▶ _Direction_:
From the listing below, copy every line that contains the string "material".
Start of Data lines
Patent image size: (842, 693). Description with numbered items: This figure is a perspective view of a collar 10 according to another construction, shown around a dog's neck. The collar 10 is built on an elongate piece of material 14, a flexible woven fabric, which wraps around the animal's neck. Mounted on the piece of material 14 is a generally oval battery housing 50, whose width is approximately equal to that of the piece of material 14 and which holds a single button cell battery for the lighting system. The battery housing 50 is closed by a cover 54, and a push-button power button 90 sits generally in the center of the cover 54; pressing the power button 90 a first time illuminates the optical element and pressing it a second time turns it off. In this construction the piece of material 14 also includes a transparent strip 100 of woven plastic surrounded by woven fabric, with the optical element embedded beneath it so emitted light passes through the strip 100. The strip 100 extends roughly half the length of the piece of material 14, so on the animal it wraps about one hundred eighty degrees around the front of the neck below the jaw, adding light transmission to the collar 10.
End of Data lines
Start of Data lines
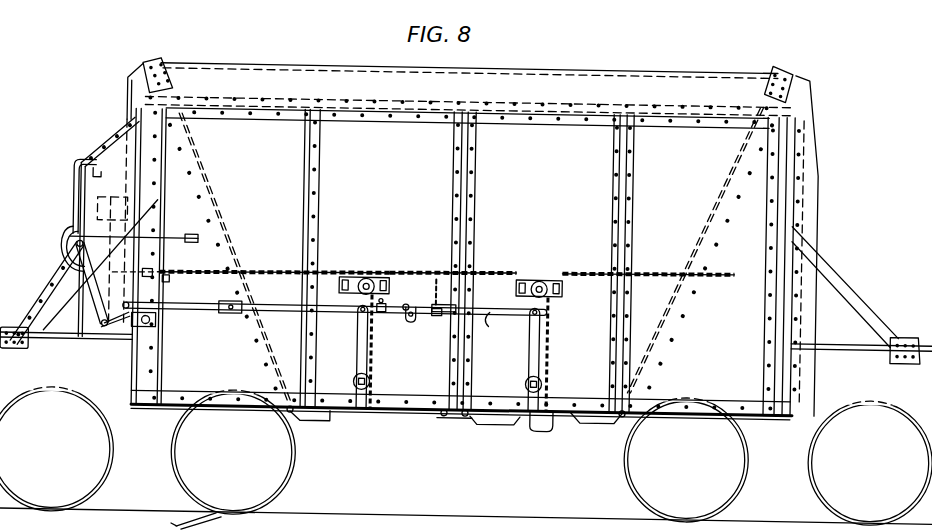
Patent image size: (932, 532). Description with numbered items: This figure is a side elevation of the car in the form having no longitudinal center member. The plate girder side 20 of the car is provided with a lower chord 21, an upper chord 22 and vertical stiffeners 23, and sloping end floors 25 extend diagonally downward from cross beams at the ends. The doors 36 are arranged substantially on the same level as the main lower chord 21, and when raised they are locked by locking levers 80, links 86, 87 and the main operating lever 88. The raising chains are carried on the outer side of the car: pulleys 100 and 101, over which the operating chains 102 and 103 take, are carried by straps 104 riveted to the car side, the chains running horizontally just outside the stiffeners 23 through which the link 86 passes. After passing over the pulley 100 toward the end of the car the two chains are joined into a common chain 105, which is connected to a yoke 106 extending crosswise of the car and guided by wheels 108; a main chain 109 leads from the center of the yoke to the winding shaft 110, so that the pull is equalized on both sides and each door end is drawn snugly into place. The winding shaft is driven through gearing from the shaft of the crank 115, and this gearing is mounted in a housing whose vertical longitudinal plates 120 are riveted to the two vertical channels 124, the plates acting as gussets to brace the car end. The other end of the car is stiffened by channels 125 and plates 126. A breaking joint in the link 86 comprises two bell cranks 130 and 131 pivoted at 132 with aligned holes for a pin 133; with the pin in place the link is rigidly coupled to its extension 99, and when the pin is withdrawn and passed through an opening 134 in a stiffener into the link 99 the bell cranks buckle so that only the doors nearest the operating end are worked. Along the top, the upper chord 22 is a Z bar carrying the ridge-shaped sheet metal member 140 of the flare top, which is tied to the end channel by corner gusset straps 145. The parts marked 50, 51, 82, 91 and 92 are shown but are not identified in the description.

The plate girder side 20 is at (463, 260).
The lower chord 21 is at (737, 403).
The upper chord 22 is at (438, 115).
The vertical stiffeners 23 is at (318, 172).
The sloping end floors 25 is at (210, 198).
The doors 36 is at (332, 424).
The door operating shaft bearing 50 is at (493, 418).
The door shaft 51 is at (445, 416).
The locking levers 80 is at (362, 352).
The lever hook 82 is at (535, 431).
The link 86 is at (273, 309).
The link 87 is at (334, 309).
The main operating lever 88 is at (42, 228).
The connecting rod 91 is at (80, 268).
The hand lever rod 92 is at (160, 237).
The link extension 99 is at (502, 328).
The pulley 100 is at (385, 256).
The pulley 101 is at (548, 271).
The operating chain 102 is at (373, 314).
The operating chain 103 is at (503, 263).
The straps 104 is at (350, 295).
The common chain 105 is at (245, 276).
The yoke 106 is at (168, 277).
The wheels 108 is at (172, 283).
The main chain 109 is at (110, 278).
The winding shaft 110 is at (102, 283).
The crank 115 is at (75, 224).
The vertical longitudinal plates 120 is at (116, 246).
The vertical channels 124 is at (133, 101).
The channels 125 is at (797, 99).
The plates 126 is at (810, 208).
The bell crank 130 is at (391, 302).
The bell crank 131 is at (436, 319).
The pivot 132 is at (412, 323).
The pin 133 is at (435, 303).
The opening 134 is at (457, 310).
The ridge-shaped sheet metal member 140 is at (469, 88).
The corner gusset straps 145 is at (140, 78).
End of Data lines
Start of Data lines
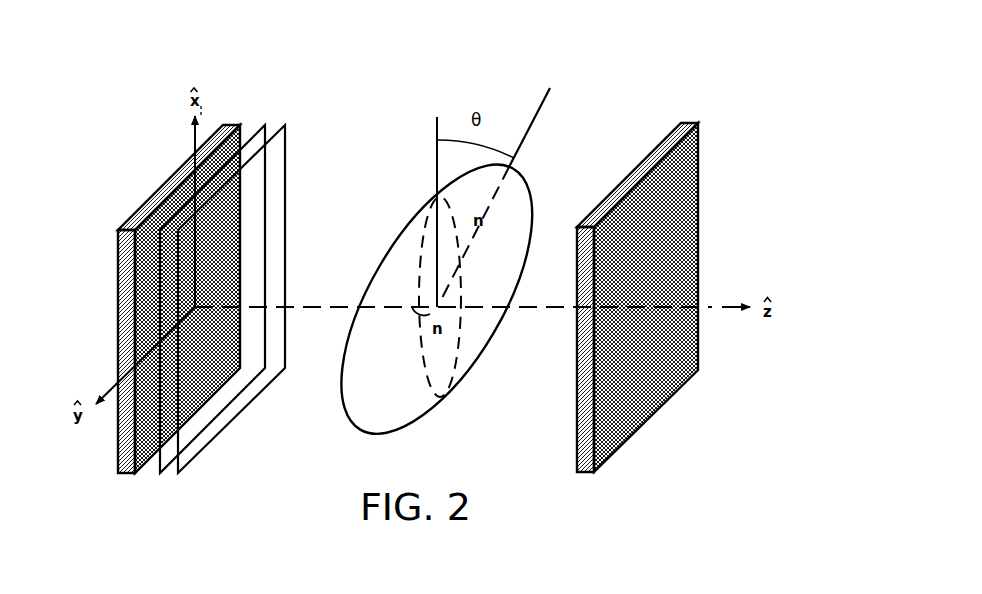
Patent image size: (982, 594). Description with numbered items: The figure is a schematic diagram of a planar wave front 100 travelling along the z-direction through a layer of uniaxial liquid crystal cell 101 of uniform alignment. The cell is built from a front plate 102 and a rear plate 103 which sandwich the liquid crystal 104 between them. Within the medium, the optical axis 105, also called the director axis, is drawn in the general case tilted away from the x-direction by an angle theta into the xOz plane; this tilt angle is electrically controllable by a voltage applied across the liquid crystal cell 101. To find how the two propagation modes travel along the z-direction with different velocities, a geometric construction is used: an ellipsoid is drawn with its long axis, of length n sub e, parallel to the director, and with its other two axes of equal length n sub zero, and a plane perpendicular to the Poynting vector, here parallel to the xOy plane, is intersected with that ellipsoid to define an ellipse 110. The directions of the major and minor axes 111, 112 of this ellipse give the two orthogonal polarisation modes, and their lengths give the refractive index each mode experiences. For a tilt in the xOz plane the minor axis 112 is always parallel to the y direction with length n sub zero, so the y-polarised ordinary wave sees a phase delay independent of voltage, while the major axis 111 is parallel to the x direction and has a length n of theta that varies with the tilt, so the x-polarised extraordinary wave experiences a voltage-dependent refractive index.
End of Data lines
▶ _Response to this task_:
Patent image size: (842, 693). Description with numbered items: This figure is a perspective view of a collar 10 according to another construction, shown around a dog's neck. The collar 10 is built on an elongate piece of material 14, a flexible woven fabric, which wraps around the animal's neck. Mounted on the piece of material 14 is a generally oval battery housing 50, whose width is approximately equal to that of the piece of material 14 and which holds a single button cell battery for the lighting system. The battery housing 50 is closed by a cover 54, and a push-button power button 90 sits generally in the center of the cover 54; pressing the power button 90 a first time illuminates the optical element and pressing it a second time turns it off. In this construction the piece of material 14 also includes a transparent strip 100 of woven plastic surrounded by woven fabric, with the optical element embedded beneath it so emitted light passes through the strip 100. The strip 100 extends roughly half the length of the piece of material 14, so on the animal it wraps about one hundred eighty degrees around the front of the neck below the jaw, adding light transmission to the collar 10.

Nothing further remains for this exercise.